* [The data]
--*--

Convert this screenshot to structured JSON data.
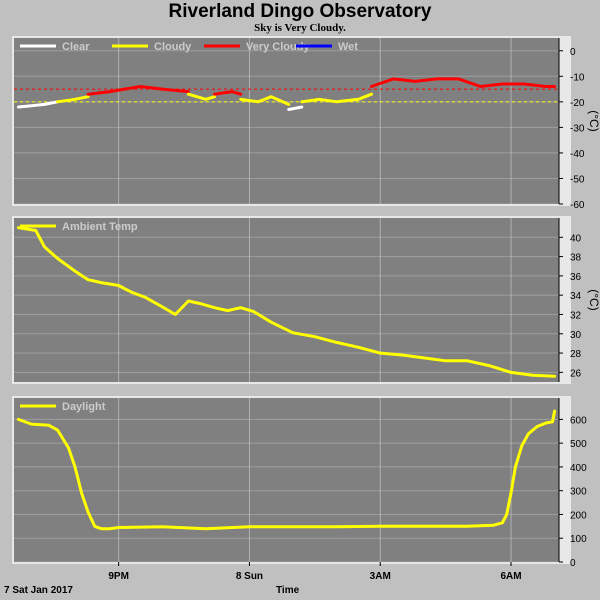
{
  "title": "Riverland Dingo Observatory",
  "subtitle": "Sky is Very Cloudy.",
  "footer": {
    "date": "7 Sat Jan 2017",
    "xlabel": "Time"
  },
  "x_ticks": [
    "9PM",
    "8 Sun",
    "3AM",
    "6AM"
  ],
  "x_tick_hours": [
    21,
    24,
    27,
    30
  ],
  "x_range_hours": [
    18.6,
    31.1
  ],
  "colors": {
    "panel_bg": "#808080",
    "page_bg": "#c0c0c0",
    "grid": "#d8d8d8",
    "yellow": "#ffff00",
    "red": "#ff0000",
    "blue": "#0000ff",
    "white": "#ffffff"
  },
  "chart_data": [
    {
      "type": "line",
      "name": "sky",
      "ylabel": "(°C)",
      "ylim": [
        -60,
        5
      ],
      "yticks": [
        0,
        -10,
        -20,
        -30,
        -40,
        -50,
        -60
      ],
      "threshold_lines": [
        {
          "y": -15,
          "color": "#ff0000"
        },
        {
          "y": -20,
          "color": "#ffff00"
        }
      ],
      "series": [
        {
          "name": "Clear",
          "color": "#ffffff",
          "x": [
            18.7,
            19.0,
            19.3,
            19.6
          ],
          "y": [
            -22,
            -21.5,
            -21,
            -20
          ]
        },
        {
          "name": "Cloudy",
          "color": "#ffff00",
          "x": [
            19.6,
            20.0,
            20.3
          ],
          "y": [
            -20,
            -19,
            -18
          ]
        },
        {
          "name": "Very Cloudy",
          "color": "#ff0000",
          "x": [
            20.3,
            20.8,
            21.5,
            22.0,
            22.6
          ],
          "y": [
            -17,
            -16,
            -14,
            -15,
            -16
          ]
        },
        {
          "name": "Cloudy",
          "color": "#ffff00",
          "x": [
            22.6,
            23.0,
            23.2
          ],
          "y": [
            -17,
            -19,
            -18
          ]
        },
        {
          "name": "Very Cloudy",
          "color": "#ff0000",
          "x": [
            23.2,
            23.6,
            23.8
          ],
          "y": [
            -17,
            -16,
            -17
          ]
        },
        {
          "name": "Cloudy",
          "color": "#ffff00",
          "x": [
            23.8,
            24.2,
            24.5,
            24.9
          ],
          "y": [
            -19,
            -20,
            -18,
            -21
          ]
        },
        {
          "name": "Clear",
          "color": "#ffffff",
          "x": [
            24.9,
            25.2
          ],
          "y": [
            -23,
            -22
          ]
        },
        {
          "name": "Cloudy",
          "color": "#ffff00",
          "x": [
            25.2,
            25.6,
            26.0,
            26.5,
            26.8
          ],
          "y": [
            -20,
            -19,
            -20,
            -19,
            -17
          ]
        },
        {
          "name": "Very Cloudy",
          "color": "#ff0000",
          "x": [
            26.8,
            27.3,
            27.8,
            28.3,
            28.8,
            29.3,
            29.8,
            30.3,
            30.8,
            31.0
          ],
          "y": [
            -14,
            -11,
            -12,
            -11,
            -11,
            -14,
            -13,
            -13,
            -14,
            -14
          ]
        }
      ],
      "legend": [
        "Clear",
        "Cloudy",
        "Very Cloudy",
        "Wet"
      ],
      "legend_colors": [
        "#ffffff",
        "#ffff00",
        "#ff0000",
        "#0000ff"
      ]
    },
    {
      "type": "line",
      "name": "ambient",
      "ylabel": "(°C)",
      "ylim": [
        25,
        42
      ],
      "yticks": [
        40,
        38,
        36,
        34,
        32,
        30,
        28,
        26
      ],
      "legend": [
        "Ambient Temp"
      ],
      "legend_colors": [
        "#ffff00"
      ],
      "series": [
        {
          "name": "Ambient Temp",
          "color": "#ffff00",
          "x": [
            18.7,
            19.1,
            19.3,
            19.6,
            20.0,
            20.3,
            20.6,
            21.0,
            21.3,
            21.6,
            22.0,
            22.3,
            22.6,
            22.9,
            23.2,
            23.5,
            23.8,
            24.1,
            24.5,
            25.0,
            25.5,
            26.0,
            26.5,
            27.0,
            27.5,
            28.0,
            28.5,
            29.0,
            29.5,
            30.0,
            30.5,
            31.0
          ],
          "y": [
            41.0,
            40.7,
            39.0,
            37.8,
            36.5,
            35.6,
            35.3,
            35.0,
            34.3,
            33.8,
            32.8,
            32.0,
            33.4,
            33.1,
            32.7,
            32.4,
            32.7,
            32.3,
            31.2,
            30.1,
            29.7,
            29.1,
            28.6,
            28.0,
            27.8,
            27.5,
            27.2,
            27.2,
            26.7,
            26.0,
            25.7,
            25.6
          ]
        }
      ]
    },
    {
      "type": "line",
      "name": "daylight",
      "ylabel": "",
      "ylim": [
        0,
        690
      ],
      "yticks": [
        600,
        500,
        400,
        300,
        200,
        100,
        0
      ],
      "legend": [
        "Daylight"
      ],
      "legend_colors": [
        "#ffff00"
      ],
      "series": [
        {
          "name": "Daylight",
          "color": "#ffff00",
          "x": [
            18.7,
            19.0,
            19.4,
            19.6,
            19.85,
            20.0,
            20.15,
            20.3,
            20.45,
            20.6,
            20.8,
            21.0,
            22.0,
            23.0,
            24.0,
            25.0,
            26.0,
            27.0,
            28.0,
            29.0,
            29.6,
            29.8,
            29.9,
            30.0,
            30.1,
            30.25,
            30.4,
            30.6,
            30.8,
            30.95,
            31.0
          ],
          "y": [
            600,
            580,
            575,
            555,
            480,
            400,
            290,
            210,
            150,
            140,
            140,
            145,
            148,
            140,
            148,
            148,
            148,
            150,
            150,
            150,
            155,
            165,
            200,
            290,
            400,
            490,
            540,
            570,
            585,
            590,
            635
          ]
        }
      ]
    }
  ]
}
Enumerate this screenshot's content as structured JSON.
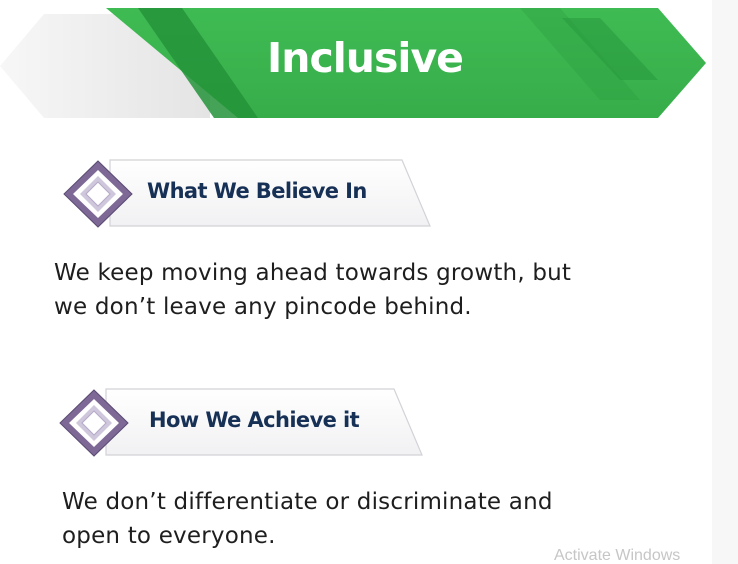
{
  "banner": {
    "title": "Inclusive",
    "colors": {
      "green": "#3cb54f",
      "green_dark": "#24933a",
      "arrow_light": "#f0f0f0"
    }
  },
  "sections": [
    {
      "heading": "What We Believe In",
      "body_lines": [
        "We keep moving ahead towards growth, but",
        "we don’t leave any pincode behind."
      ]
    },
    {
      "heading": "How We Achieve it",
      "body_lines": [
        "We don’t differentiate or discriminate and",
        "open to everyone."
      ]
    }
  ],
  "icons": {
    "section_marker": "diamond-icon"
  },
  "colors": {
    "heading_text": "#173055",
    "diamond_purple": "#7d6896"
  },
  "watermark": {
    "text": "Activate Windows"
  }
}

--*--

* [Problem details]
Return verbatim every line from the line containing "Enumerate this screenshot's" to the last line of the entries above, inclusive, and leave out the pictures.

* [Result of this exercise]
Enumerate this screenshot's content as structured JSON.
{
  "banner": {
    "title": "Inclusive",
    "colors": {
      "green": "#3cb54f",
      "green_dark": "#24933a",
      "arrow_light": "#f0f0f0"
    }
  },
  "sections": [
    {
      "heading": "What We Believe In",
      "body_lines": [
        "We keep moving ahead towards growth, but",
        "we don’t leave any pincode behind."
      ]
    },
    {
      "heading": "How We Achieve it",
      "body_lines": [
        "We don’t differentiate or discriminate and",
        "open to everyone."
      ]
    }
  ],
  "icons": {
    "section_marker": "diamond-icon"
  },
  "colors": {
    "heading_text": "#173055",
    "diamond_purple": "#7d6896"
  },
  "watermark": {
    "text": "Activate Windows"
  }
}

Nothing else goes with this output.